PROMPT
Express the stretch of the records from their start through the line containing "wave-icon xyxy=(2033,118,2101,138)" as a JSON list of strings, one string per line and with blank lines left out. Include only those lines.

(Stored data entries)
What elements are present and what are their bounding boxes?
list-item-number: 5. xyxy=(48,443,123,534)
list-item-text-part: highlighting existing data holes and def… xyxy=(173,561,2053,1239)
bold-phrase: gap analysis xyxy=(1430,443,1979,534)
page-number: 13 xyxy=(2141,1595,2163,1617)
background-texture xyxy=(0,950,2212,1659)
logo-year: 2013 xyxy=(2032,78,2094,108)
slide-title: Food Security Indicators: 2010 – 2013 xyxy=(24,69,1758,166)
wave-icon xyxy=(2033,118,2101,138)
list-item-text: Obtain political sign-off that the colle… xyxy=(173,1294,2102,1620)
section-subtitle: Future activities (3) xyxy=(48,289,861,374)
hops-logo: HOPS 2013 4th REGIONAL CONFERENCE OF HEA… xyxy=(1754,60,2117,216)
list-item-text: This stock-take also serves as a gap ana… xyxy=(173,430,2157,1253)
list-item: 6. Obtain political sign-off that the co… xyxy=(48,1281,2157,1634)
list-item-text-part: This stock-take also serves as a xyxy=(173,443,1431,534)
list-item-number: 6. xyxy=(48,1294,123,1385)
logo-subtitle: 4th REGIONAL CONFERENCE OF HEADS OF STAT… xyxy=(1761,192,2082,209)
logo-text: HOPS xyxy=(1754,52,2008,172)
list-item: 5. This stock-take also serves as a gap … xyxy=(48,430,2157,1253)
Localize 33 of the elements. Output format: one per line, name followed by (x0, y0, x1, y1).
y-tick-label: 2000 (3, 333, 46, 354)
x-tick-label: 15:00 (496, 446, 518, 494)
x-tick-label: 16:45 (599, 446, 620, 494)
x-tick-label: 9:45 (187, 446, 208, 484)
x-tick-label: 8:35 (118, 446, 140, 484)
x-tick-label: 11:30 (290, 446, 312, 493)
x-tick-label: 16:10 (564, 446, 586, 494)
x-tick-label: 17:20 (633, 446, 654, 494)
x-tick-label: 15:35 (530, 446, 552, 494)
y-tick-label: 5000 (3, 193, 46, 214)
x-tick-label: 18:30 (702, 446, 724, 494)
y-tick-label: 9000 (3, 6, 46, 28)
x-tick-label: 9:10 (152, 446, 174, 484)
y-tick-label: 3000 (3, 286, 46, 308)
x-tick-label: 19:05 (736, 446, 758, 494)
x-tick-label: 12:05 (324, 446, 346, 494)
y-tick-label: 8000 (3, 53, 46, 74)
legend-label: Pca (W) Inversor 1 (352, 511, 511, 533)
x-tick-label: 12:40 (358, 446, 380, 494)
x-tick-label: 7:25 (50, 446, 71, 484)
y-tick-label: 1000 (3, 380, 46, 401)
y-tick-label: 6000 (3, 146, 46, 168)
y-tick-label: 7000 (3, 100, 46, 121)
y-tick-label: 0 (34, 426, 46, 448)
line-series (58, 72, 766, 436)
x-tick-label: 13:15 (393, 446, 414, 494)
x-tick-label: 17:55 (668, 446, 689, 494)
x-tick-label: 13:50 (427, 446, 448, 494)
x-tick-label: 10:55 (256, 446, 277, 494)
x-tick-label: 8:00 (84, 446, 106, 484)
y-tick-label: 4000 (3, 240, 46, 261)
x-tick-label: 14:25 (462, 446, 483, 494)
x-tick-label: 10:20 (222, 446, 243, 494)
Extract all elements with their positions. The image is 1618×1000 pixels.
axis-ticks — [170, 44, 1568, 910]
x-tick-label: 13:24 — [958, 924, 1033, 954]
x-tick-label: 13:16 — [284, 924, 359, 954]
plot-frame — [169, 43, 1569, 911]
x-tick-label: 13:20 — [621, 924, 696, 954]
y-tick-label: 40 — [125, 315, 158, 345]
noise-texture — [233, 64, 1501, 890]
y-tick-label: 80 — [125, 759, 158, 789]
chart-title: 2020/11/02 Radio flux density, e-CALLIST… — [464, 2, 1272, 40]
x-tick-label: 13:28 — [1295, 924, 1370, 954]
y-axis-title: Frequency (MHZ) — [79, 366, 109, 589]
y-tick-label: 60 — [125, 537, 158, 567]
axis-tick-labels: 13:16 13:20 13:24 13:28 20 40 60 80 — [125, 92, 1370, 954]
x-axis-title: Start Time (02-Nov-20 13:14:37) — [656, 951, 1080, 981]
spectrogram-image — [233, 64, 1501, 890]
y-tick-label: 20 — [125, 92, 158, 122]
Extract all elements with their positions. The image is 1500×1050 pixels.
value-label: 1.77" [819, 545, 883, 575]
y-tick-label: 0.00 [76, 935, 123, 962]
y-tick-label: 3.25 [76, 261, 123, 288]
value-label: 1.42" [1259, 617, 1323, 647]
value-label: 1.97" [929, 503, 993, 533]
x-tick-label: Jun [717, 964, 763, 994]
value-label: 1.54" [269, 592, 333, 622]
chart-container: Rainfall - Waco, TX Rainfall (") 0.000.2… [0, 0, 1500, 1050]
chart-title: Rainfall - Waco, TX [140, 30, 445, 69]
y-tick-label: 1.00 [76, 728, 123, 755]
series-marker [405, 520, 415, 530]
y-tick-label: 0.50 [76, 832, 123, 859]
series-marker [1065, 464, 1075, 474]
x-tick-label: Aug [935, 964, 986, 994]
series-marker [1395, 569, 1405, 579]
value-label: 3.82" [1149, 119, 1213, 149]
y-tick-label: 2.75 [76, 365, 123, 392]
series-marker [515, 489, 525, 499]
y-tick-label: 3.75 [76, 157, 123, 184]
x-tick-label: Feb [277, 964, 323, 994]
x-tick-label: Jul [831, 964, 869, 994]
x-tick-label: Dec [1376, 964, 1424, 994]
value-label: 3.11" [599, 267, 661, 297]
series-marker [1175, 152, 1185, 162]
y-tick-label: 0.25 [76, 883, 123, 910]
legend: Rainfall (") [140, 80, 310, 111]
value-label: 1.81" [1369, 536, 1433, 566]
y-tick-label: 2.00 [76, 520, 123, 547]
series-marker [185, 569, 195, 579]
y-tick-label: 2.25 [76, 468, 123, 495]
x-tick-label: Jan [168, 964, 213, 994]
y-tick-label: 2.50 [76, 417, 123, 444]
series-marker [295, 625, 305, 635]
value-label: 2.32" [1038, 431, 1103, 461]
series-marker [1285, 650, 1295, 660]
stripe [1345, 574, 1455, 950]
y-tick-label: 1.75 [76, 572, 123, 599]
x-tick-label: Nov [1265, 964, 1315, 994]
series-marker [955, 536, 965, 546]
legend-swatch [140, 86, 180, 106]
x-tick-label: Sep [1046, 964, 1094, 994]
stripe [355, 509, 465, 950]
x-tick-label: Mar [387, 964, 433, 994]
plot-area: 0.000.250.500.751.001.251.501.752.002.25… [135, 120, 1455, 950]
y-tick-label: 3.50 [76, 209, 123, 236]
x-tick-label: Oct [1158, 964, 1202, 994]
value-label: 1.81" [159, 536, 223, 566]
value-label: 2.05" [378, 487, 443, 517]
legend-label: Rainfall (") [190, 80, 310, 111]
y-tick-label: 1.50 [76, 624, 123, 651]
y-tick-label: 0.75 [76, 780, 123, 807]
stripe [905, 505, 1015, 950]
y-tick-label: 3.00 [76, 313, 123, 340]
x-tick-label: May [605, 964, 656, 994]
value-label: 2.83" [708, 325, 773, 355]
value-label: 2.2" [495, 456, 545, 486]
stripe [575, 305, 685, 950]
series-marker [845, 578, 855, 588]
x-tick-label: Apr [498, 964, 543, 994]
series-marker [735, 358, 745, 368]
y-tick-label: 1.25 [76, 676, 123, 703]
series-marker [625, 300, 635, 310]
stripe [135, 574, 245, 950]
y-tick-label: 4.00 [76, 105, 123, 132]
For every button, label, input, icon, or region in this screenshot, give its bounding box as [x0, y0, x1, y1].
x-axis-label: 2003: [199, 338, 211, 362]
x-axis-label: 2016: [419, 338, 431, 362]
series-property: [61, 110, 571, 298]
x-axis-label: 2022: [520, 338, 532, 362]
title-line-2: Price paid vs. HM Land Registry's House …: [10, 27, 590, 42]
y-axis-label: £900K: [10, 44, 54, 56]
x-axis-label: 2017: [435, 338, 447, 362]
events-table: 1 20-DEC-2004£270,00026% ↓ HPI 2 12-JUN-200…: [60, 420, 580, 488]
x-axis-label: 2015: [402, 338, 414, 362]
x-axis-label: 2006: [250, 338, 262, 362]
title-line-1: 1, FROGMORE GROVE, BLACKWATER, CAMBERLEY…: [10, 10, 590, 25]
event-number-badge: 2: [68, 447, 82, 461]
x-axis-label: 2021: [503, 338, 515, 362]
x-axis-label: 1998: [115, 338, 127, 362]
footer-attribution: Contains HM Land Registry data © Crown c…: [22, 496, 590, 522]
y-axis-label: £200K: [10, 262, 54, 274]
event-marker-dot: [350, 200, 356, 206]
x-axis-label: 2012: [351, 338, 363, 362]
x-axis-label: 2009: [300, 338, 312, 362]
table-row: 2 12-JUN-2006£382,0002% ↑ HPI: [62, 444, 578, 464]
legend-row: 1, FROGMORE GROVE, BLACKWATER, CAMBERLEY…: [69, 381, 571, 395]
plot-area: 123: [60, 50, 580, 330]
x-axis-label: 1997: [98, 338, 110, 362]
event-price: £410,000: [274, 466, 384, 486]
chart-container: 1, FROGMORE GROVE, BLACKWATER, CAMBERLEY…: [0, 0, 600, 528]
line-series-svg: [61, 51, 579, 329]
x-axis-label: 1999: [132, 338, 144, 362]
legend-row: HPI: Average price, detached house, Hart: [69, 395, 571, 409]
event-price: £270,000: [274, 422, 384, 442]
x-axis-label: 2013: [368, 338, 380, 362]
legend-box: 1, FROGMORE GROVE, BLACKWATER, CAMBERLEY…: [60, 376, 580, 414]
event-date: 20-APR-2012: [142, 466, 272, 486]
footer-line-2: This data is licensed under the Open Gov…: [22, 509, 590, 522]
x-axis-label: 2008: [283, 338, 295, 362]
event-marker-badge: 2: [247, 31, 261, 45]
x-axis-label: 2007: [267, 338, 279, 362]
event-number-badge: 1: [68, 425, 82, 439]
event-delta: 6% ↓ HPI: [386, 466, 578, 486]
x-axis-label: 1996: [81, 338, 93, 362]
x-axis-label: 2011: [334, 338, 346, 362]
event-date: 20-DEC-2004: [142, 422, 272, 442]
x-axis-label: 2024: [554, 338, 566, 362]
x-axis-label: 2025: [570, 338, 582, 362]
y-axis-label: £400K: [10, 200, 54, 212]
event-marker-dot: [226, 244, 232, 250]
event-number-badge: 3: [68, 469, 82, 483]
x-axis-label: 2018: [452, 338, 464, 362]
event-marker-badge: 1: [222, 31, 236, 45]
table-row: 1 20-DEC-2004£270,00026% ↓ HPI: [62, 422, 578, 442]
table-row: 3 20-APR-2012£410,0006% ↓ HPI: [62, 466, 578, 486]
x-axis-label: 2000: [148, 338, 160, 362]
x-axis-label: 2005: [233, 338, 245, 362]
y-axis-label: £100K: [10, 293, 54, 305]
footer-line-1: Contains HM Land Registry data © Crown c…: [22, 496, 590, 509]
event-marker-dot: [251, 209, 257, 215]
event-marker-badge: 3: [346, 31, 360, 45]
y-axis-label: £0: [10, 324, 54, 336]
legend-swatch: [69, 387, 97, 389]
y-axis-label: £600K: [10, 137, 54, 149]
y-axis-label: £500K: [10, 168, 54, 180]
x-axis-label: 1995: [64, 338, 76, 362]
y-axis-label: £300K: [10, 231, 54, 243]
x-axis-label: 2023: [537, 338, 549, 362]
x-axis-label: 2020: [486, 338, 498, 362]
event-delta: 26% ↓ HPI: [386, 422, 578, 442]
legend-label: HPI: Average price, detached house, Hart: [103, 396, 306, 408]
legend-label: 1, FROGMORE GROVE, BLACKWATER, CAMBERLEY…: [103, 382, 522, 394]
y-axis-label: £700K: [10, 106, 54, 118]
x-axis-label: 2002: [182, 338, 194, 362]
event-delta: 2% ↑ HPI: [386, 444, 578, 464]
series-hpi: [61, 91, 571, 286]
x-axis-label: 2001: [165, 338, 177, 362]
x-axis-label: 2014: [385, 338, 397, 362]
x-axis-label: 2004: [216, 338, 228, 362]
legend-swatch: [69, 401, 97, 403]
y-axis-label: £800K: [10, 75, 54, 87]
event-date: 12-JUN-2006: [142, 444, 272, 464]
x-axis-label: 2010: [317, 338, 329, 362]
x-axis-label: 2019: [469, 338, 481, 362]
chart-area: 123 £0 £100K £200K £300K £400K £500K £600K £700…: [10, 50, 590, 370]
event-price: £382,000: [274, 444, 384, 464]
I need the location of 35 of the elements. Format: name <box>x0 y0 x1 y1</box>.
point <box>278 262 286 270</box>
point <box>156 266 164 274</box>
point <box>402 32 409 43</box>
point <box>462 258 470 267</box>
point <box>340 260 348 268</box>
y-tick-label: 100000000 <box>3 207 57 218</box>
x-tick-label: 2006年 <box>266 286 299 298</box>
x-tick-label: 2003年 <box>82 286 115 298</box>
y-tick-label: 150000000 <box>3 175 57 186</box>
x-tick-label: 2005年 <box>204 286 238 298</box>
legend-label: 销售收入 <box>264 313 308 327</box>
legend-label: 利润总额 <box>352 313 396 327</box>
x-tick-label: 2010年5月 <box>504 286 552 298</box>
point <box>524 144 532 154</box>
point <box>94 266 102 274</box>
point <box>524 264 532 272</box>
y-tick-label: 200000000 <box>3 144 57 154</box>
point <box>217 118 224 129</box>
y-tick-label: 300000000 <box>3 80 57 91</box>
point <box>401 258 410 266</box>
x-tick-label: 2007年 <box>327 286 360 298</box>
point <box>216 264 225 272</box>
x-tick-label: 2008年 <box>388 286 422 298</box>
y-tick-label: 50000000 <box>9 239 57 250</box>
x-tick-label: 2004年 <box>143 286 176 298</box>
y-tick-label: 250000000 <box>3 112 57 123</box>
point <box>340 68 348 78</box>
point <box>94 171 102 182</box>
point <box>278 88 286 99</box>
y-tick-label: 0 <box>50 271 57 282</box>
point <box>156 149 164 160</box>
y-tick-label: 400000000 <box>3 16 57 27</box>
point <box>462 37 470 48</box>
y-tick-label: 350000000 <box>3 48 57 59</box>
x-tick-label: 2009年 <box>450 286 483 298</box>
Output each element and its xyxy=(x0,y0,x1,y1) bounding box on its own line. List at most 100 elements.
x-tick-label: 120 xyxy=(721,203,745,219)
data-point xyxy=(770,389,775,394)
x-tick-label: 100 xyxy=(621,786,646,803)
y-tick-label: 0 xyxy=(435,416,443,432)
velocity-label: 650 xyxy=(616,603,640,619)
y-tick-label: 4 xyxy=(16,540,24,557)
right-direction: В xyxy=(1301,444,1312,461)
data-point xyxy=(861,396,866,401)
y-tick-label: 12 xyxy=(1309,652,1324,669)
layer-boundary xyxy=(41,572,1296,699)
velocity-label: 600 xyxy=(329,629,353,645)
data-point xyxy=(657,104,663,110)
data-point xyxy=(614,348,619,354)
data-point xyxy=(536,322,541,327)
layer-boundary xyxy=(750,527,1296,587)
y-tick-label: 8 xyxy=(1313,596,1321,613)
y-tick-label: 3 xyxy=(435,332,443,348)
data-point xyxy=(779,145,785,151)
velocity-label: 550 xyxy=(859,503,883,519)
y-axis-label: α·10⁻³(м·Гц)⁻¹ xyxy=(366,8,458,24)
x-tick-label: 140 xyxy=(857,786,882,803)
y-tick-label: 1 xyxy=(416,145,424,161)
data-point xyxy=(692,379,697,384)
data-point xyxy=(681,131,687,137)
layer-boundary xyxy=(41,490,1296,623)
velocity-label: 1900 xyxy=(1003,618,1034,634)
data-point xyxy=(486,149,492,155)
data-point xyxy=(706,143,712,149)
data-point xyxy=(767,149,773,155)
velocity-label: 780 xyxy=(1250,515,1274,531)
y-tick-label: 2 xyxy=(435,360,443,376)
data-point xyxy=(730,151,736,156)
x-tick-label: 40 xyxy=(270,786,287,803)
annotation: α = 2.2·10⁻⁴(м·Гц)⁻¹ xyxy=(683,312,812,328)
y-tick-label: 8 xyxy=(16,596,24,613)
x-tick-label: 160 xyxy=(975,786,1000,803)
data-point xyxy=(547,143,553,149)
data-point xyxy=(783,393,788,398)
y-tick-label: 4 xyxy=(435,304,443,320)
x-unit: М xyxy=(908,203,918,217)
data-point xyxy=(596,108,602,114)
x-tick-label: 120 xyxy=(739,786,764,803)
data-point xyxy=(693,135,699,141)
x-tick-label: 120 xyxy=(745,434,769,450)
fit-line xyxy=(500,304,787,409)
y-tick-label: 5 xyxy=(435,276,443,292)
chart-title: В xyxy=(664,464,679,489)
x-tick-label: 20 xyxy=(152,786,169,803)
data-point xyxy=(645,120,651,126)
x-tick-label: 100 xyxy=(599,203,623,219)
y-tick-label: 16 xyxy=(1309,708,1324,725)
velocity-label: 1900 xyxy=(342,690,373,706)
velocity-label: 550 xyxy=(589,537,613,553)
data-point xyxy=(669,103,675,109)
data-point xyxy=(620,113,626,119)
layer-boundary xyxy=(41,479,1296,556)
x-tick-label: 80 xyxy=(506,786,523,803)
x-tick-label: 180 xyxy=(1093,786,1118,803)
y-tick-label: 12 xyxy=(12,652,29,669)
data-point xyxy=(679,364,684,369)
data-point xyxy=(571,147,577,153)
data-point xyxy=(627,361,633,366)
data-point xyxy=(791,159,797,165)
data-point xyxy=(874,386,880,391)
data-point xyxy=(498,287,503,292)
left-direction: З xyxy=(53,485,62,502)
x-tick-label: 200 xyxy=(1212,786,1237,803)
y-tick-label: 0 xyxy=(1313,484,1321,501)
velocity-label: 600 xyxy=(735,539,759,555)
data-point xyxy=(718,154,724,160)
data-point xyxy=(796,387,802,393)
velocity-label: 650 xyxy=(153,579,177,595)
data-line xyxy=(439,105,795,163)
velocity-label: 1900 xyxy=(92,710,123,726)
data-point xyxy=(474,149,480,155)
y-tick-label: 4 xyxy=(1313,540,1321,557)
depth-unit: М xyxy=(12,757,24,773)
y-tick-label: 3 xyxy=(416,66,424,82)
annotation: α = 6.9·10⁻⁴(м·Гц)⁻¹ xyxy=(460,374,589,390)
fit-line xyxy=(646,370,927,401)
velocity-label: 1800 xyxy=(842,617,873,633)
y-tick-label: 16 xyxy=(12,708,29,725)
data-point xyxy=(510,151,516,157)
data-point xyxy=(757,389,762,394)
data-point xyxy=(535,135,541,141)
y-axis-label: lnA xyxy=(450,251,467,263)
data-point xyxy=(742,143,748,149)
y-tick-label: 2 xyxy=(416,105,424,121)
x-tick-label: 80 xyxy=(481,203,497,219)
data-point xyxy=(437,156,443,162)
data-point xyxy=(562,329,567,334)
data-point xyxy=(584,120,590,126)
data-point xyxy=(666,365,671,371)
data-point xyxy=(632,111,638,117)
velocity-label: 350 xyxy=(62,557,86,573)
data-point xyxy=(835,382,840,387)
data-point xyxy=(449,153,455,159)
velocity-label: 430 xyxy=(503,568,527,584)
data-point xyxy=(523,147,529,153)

EXERCISE RESPONSE
[
  "What elements are present and what are their bounding boxes?",
  "list-item-number: 5. xyxy=(48,443,123,534)",
  "list-item-text-part: highlighting existing data holes and def… xyxy=(173,561,2053,1239)",
  "bold-phrase: gap analysis xyxy=(1430,443,1979,534)",
  "page-number: 13 xyxy=(2141,1595,2163,1617)",
  "background-texture xyxy=(0,950,2212,1659)",
  "logo-year: 2013 xyxy=(2032,78,2094,108)",
  "slide-title: Food Security Indicators: 2010 – 2013 xyxy=(24,69,1758,166)",
  "wave-icon xyxy=(2033,118,2101,138)"
]